**Material shown**
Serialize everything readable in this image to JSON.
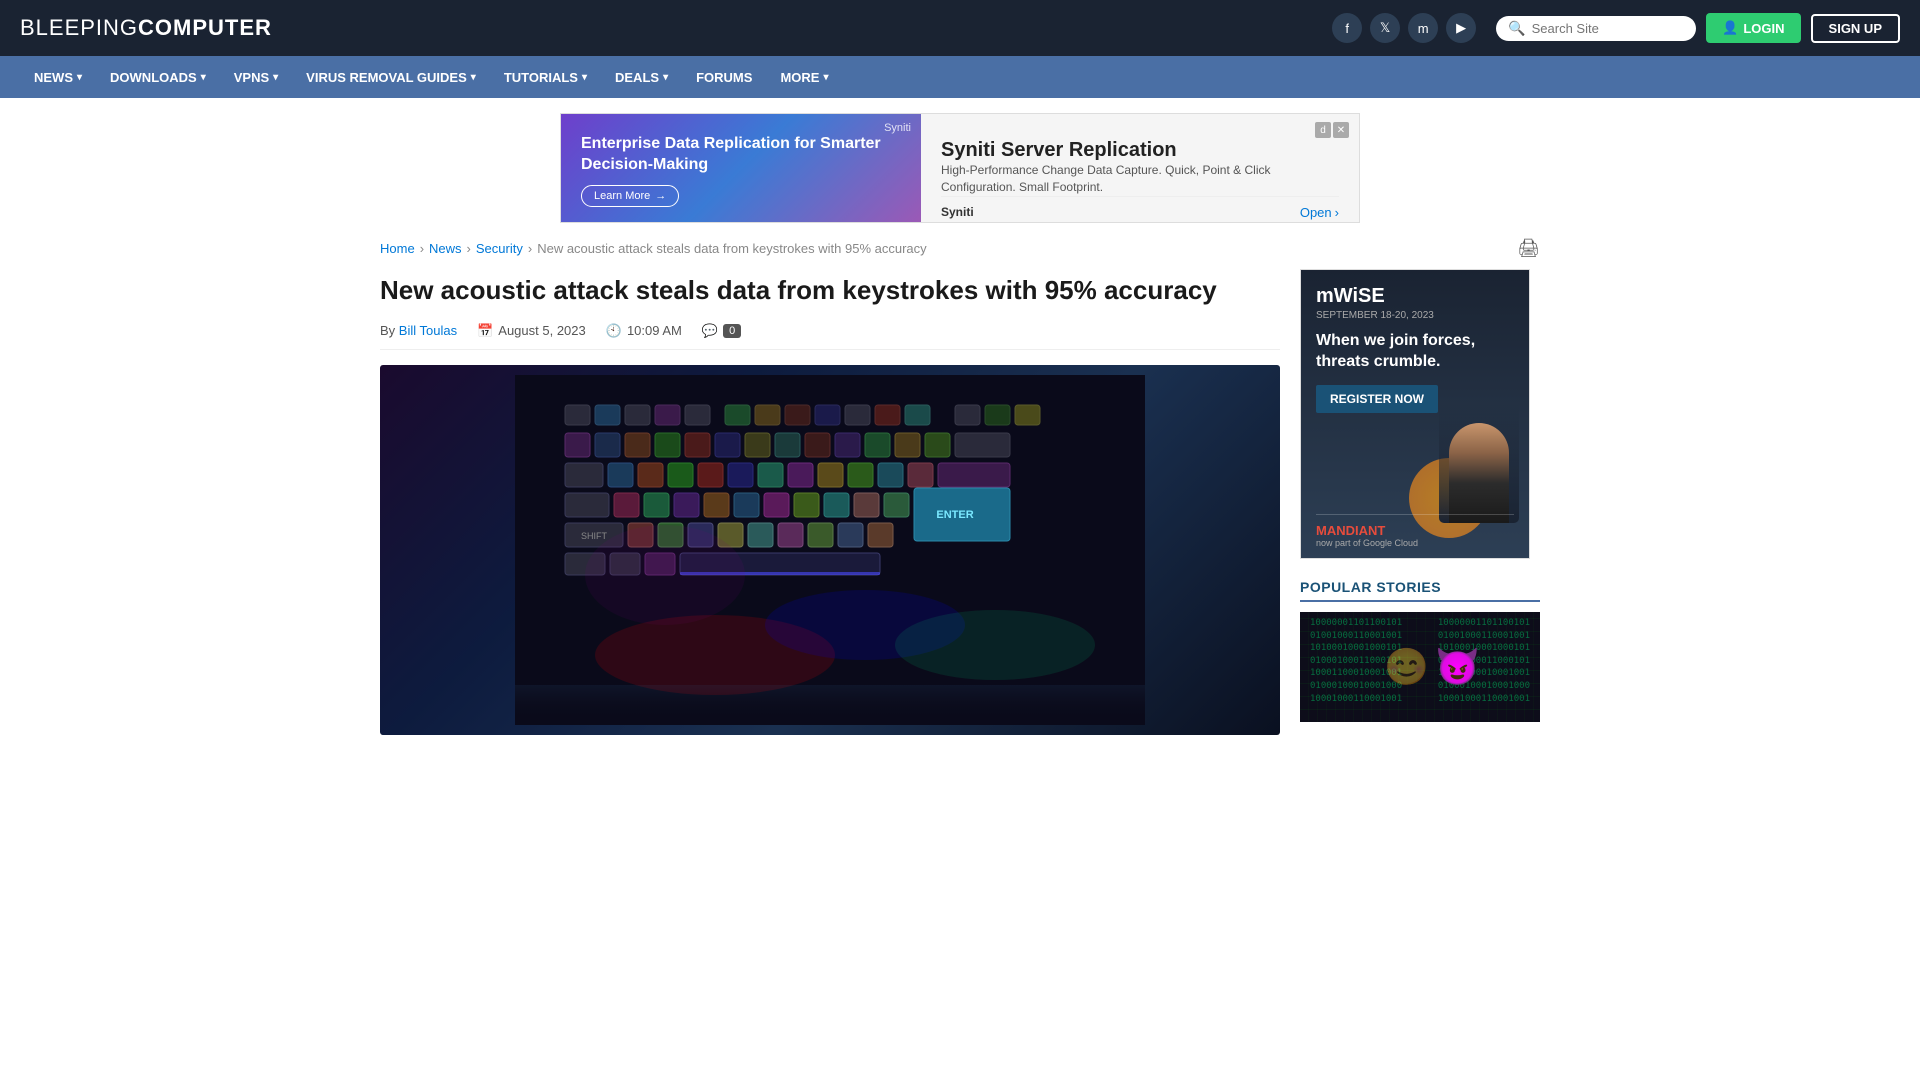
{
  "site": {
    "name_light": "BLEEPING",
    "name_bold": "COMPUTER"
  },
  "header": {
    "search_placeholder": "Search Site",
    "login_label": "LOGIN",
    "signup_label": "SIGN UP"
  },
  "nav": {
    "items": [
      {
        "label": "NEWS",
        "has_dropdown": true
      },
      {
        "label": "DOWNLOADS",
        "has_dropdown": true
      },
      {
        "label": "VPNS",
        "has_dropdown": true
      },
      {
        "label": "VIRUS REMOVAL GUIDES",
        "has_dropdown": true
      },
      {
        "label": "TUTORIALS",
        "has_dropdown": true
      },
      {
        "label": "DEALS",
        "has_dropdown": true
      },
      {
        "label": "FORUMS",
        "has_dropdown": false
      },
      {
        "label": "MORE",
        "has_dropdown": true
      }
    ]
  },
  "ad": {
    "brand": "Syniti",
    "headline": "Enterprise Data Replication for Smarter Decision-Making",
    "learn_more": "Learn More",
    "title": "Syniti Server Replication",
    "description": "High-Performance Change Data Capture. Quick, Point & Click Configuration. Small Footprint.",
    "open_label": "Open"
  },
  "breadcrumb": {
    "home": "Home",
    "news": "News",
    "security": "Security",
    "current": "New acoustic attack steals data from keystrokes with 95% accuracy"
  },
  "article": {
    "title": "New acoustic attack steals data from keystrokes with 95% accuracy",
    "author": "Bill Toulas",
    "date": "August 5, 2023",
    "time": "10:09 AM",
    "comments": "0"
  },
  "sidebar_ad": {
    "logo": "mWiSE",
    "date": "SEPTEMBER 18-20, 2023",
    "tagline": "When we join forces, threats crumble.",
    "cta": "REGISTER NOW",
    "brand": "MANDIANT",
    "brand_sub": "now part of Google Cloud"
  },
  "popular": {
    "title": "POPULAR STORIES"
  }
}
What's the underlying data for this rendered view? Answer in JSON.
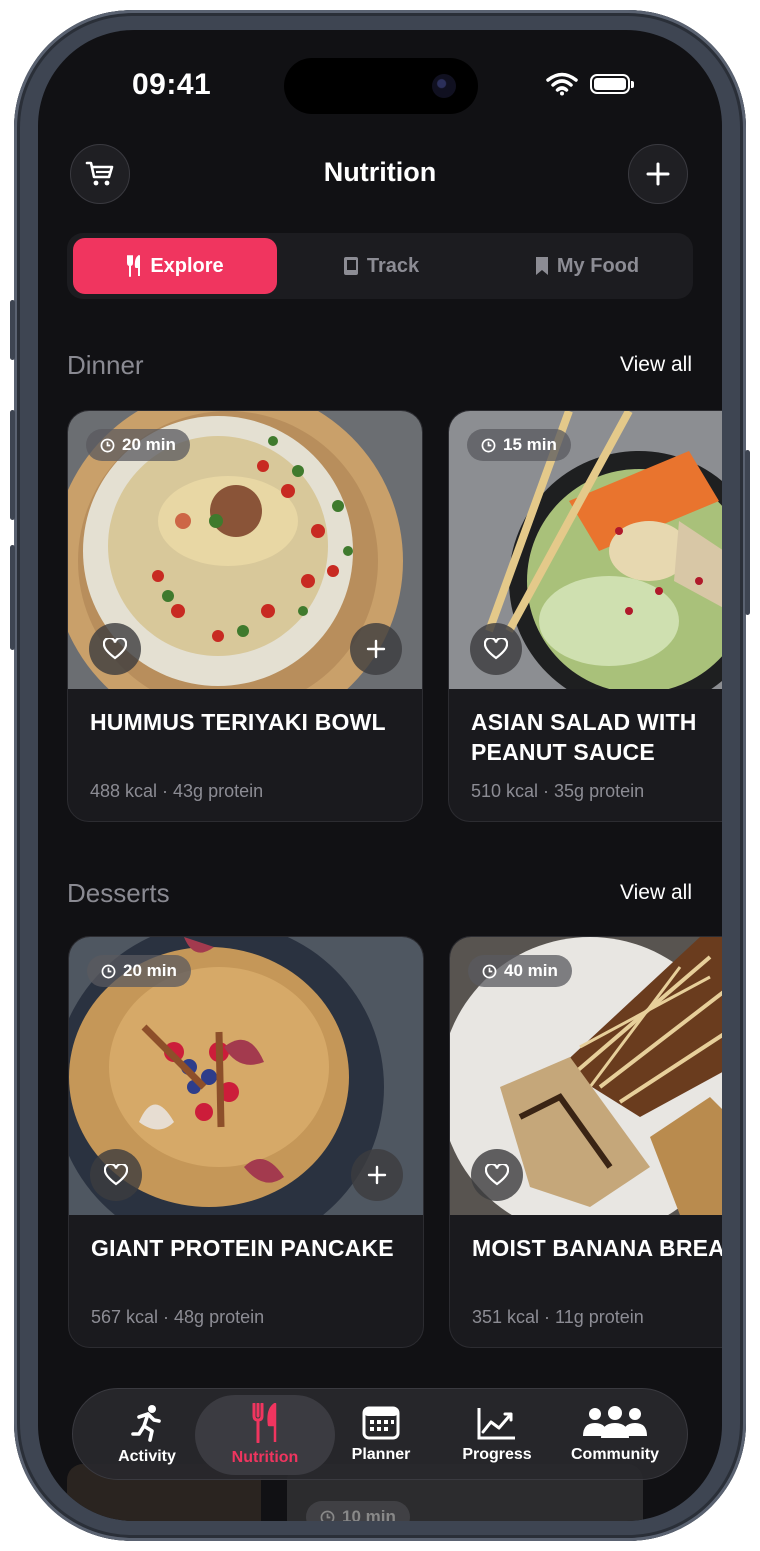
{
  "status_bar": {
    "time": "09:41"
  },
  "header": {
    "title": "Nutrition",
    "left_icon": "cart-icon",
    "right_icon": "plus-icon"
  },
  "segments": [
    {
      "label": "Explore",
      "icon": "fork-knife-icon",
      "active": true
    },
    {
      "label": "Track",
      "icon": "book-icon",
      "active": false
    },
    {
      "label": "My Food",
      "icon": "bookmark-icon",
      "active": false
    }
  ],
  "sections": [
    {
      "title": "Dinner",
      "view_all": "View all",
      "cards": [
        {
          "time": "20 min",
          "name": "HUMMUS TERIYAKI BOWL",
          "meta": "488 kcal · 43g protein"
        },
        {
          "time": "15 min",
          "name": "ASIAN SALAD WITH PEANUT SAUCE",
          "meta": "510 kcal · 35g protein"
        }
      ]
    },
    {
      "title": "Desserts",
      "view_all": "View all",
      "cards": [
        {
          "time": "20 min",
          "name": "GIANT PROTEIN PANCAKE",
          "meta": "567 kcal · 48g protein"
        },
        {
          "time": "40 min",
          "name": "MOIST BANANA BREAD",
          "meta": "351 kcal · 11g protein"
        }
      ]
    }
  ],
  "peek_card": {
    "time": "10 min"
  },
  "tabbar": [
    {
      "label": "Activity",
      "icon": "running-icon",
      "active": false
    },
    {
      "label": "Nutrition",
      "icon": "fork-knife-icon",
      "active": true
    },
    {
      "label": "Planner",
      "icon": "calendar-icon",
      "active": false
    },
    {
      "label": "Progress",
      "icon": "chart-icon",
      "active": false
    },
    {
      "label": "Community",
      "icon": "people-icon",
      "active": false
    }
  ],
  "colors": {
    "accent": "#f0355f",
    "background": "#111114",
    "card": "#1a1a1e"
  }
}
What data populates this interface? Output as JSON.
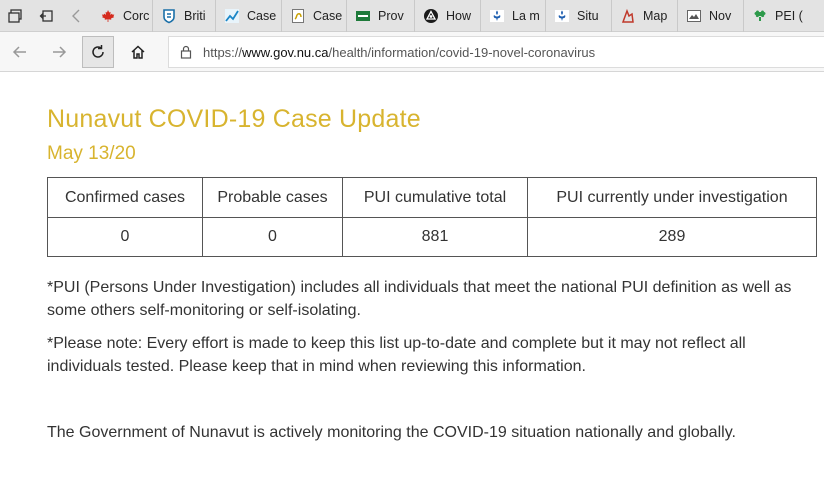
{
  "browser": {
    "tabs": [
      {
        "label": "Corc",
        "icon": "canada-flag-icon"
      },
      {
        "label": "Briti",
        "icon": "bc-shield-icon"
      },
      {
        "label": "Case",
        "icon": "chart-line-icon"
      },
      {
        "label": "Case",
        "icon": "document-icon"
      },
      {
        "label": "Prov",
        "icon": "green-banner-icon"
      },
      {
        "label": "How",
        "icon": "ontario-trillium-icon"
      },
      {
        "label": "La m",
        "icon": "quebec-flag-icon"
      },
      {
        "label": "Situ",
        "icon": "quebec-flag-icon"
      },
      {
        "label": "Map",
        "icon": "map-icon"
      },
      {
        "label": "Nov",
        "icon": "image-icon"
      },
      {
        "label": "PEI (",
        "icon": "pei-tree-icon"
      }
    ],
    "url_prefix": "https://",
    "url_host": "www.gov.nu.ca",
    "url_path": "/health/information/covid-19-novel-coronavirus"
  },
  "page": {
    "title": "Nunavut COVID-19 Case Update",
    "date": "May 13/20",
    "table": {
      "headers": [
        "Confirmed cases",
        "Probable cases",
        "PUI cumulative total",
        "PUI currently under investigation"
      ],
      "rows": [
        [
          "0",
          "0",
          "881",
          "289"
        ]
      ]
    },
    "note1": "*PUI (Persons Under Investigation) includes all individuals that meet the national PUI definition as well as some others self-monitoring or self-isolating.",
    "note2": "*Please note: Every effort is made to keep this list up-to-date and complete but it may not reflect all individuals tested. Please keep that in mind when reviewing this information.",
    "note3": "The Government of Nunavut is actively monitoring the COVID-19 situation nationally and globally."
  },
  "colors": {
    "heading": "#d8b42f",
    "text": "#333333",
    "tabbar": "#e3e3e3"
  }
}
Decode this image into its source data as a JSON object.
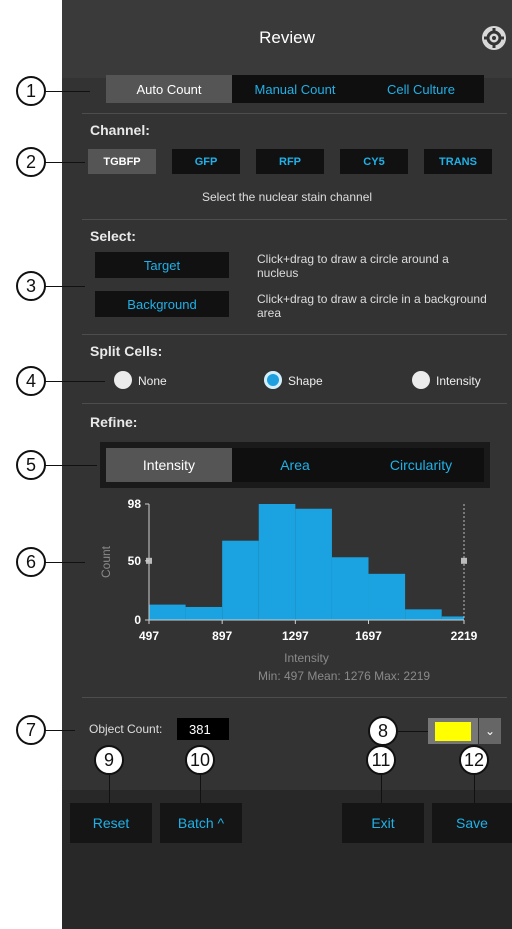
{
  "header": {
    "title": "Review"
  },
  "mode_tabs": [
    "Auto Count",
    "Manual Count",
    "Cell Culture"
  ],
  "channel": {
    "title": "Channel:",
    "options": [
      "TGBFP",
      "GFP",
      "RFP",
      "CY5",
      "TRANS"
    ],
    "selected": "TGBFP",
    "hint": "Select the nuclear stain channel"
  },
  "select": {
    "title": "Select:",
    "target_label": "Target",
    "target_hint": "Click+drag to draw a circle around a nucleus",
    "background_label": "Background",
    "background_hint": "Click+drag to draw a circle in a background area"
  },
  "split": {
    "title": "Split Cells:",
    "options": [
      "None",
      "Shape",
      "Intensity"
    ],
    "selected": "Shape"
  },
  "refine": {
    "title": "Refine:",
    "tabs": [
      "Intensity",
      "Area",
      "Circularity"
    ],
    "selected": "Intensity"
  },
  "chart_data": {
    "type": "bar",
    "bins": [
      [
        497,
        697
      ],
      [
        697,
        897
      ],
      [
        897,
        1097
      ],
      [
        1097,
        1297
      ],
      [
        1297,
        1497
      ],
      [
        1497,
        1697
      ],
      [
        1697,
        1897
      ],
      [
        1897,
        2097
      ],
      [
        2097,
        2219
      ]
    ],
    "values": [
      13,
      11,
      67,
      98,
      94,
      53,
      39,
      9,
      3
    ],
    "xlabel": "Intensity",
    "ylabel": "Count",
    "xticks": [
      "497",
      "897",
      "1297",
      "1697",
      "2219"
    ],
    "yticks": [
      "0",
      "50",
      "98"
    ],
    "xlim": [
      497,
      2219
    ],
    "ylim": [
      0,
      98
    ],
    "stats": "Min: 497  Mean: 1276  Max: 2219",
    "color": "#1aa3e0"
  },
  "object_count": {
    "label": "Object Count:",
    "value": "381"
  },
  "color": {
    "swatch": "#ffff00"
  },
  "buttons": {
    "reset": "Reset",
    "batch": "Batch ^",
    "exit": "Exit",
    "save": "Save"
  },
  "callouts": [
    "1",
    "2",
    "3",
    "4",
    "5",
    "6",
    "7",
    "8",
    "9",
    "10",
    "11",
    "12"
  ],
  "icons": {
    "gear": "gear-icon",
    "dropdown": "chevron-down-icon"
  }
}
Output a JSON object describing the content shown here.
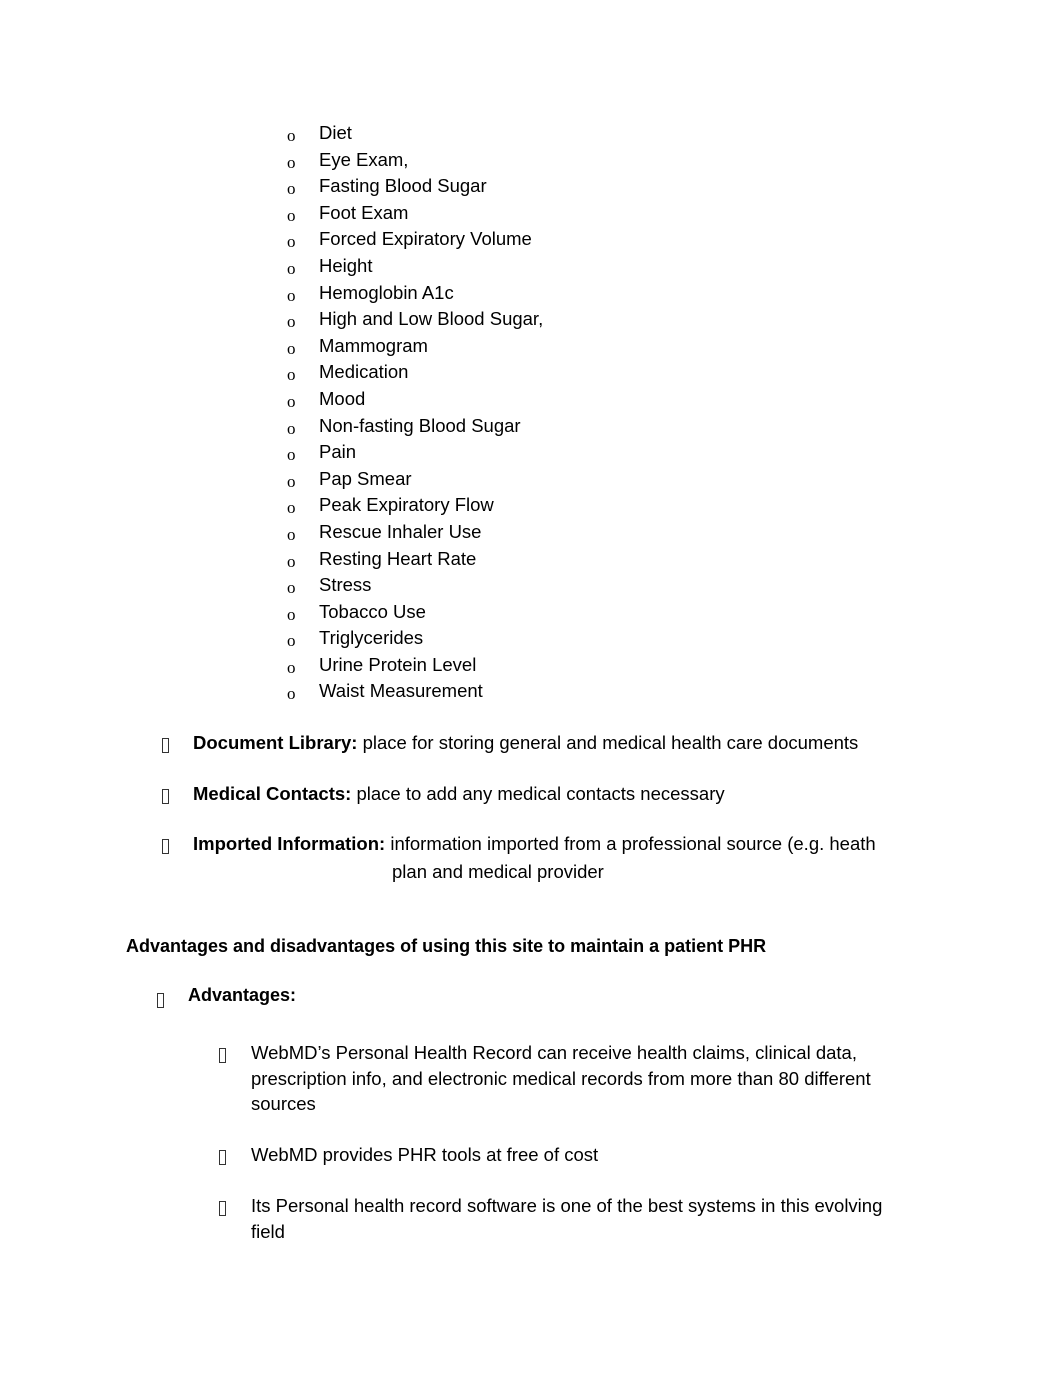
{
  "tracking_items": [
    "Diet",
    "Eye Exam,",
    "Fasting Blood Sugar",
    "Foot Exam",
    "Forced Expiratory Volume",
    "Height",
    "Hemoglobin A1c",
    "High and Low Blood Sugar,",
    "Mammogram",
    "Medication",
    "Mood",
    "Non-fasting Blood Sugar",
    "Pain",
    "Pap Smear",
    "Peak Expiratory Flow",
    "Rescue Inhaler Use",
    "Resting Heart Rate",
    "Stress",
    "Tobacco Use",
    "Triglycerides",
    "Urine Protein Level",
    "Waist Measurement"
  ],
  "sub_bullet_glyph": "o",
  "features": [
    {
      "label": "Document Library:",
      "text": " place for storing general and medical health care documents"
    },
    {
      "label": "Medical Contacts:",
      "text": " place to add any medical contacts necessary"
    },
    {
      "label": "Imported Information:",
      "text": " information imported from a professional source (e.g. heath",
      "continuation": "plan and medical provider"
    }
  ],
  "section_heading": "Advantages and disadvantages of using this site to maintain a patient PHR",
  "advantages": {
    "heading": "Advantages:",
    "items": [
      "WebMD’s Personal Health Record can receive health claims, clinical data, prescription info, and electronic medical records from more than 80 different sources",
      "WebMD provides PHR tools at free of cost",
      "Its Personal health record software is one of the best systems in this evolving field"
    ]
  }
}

**Work required**
Check each line of the entries above, and show every one holding the word "that".

**Response**
    "note1": "*PUI (Persons Under Investigation) includes all individuals that meet the national PUI definition as well as some others self-monitoring or self-isolating.",
    "note2": "*Please note: Every effort is made to keep this list up-to-date and complete but it may not reflect all individuals tested. Please keep that in mind when reviewing this information.",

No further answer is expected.